** What you have to do **
Print all records exactly, leaving nothing out.

'''

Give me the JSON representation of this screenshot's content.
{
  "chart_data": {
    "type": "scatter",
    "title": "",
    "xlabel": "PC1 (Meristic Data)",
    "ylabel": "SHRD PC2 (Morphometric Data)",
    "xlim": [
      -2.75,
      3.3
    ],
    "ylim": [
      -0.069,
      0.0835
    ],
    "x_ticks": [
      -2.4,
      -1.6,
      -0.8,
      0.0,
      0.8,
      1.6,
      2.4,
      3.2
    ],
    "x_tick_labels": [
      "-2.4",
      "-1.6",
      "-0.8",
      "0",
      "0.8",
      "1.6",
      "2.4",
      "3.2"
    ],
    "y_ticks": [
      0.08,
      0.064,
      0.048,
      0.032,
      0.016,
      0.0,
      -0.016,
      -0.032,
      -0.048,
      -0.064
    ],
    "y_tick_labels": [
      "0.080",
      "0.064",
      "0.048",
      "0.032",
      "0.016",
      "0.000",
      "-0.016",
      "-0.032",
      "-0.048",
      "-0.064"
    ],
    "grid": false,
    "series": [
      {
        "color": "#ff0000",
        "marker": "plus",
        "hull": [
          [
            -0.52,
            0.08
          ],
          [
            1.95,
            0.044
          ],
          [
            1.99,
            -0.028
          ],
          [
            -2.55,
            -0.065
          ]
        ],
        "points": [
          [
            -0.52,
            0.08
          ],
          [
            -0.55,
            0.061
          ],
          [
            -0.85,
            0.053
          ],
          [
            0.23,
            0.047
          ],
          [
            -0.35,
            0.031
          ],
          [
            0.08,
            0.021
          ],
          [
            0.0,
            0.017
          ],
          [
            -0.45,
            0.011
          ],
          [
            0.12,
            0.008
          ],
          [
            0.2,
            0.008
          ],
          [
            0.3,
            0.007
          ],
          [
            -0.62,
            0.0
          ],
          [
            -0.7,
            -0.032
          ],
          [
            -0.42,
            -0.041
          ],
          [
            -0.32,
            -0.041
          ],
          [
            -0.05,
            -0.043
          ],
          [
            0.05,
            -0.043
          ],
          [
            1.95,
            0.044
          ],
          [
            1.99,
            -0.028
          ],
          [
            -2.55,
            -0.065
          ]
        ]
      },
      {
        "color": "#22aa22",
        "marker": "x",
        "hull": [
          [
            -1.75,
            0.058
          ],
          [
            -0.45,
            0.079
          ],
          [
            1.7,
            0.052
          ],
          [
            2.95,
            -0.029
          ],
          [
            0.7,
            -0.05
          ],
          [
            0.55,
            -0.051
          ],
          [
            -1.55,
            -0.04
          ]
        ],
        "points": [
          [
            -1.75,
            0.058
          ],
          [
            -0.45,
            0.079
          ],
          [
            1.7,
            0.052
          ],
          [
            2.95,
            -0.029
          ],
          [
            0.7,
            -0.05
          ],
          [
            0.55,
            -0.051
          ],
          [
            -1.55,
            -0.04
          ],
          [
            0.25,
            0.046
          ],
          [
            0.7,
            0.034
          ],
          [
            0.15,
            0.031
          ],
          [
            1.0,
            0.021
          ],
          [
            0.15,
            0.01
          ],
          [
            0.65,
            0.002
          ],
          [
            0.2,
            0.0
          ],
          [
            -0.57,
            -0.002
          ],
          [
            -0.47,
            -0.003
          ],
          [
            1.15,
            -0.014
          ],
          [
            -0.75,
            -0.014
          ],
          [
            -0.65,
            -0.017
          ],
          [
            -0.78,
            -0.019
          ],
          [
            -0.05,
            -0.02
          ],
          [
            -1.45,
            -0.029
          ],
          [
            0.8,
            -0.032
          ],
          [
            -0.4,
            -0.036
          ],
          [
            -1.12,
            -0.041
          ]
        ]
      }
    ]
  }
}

'''

** Response to the exercise **
Give me the JSON representation of this screenshot's content.
{
  "chart_data": {
    "type": "scatter",
    "title": "",
    "xlabel": "PC1 (Meristic Data)",
    "ylabel": "SHRD PC2 (Morphometric Data)",
    "xlim": [
      -2.75,
      3.3
    ],
    "ylim": [
      -0.069,
      0.0835
    ],
    "x_ticks": [
      -2.4,
      -1.6,
      -0.8,
      0.0,
      0.8,
      1.6,
      2.4,
      3.2
    ],
    "x_tick_labels": [
      "-2.4",
      "-1.6",
      "-0.8",
      "0",
      "0.8",
      "1.6",
      "2.4",
      "3.2"
    ],
    "y_ticks": [
      0.08,
      0.064,
      0.048,
      0.032,
      0.016,
      0.0,
      -0.016,
      -0.032,
      -0.048,
      -0.064
    ],
    "y_tick_labels": [
      "0.080",
      "0.064",
      "0.048",
      "0.032",
      "0.016",
      "0.000",
      "-0.016",
      "-0.032",
      "-0.048",
      "-0.064"
    ],
    "grid": false,
    "series": [
      {
        "color": "#ff0000",
        "marker": "plus",
        "hull": [
          [
            -0.52,
            0.08
          ],
          [
            1.95,
            0.044
          ],
          [
            1.99,
            -0.028
          ],
          [
            -2.55,
            -0.065
          ]
        ],
        "points": [
          [
            -0.52,
            0.08
          ],
          [
            -0.55,
            0.061
          ],
          [
            -0.85,
            0.053
          ],
          [
            0.23,
            0.047
          ],
          [
            -0.35,
            0.031
          ],
          [
            0.08,
            0.021
          ],
          [
            0.0,
            0.017
          ],
          [
            -0.45,
            0.011
          ],
          [
            0.12,
            0.008
          ],
          [
            0.2,
            0.008
          ],
          [
            0.3,
            0.007
          ],
          [
            -0.62,
            0.0
          ],
          [
            -0.7,
            -0.032
          ],
          [
            -0.42,
            -0.041
          ],
          [
            -0.32,
            -0.041
          ],
          [
            -0.05,
            -0.043
          ],
          [
            0.05,
            -0.043
          ],
          [
            1.95,
            0.044
          ],
          [
            1.99,
            -0.028
          ],
          [
            -2.55,
            -0.065
          ]
        ]
      },
      {
        "color": "#22aa22",
        "marker": "x",
        "hull": [
          [
            -1.75,
            0.058
          ],
          [
            -0.45,
            0.079
          ],
          [
            1.7,
            0.052
          ],
          [
            2.95,
            -0.029
          ],
          [
            0.7,
            -0.05
          ],
          [
            0.55,
            -0.051
          ],
          [
            -1.55,
            -0.04
          ]
        ],
        "points": [
          [
            -1.75,
            0.058
          ],
          [
            -0.45,
            0.079
          ],
          [
            1.7,
            0.052
          ],
          [
            2.95,
            -0.029
          ],
          [
            0.7,
            -0.05
          ],
          [
            0.55,
            -0.051
          ],
          [
            -1.55,
            -0.04
          ],
          [
            0.25,
            0.046
          ],
          [
            0.7,
            0.034
          ],
          [
            0.15,
            0.031
          ],
          [
            1.0,
            0.021
          ],
          [
            0.15,
            0.01
          ],
          [
            0.65,
            0.002
          ],
          [
            0.2,
            0.0
          ],
          [
            -0.57,
            -0.002
          ],
          [
            -0.47,
            -0.003
          ],
          [
            1.15,
            -0.014
          ],
          [
            -0.75,
            -0.014
          ],
          [
            -0.65,
            -0.017
          ],
          [
            -0.78,
            -0.019
          ],
          [
            -0.05,
            -0.02
          ],
          [
            -1.45,
            -0.029
          ],
          [
            0.8,
            -0.032
          ],
          [
            -0.4,
            -0.036
          ],
          [
            -1.12,
            -0.041
          ]
        ]
      }
    ]
  }
}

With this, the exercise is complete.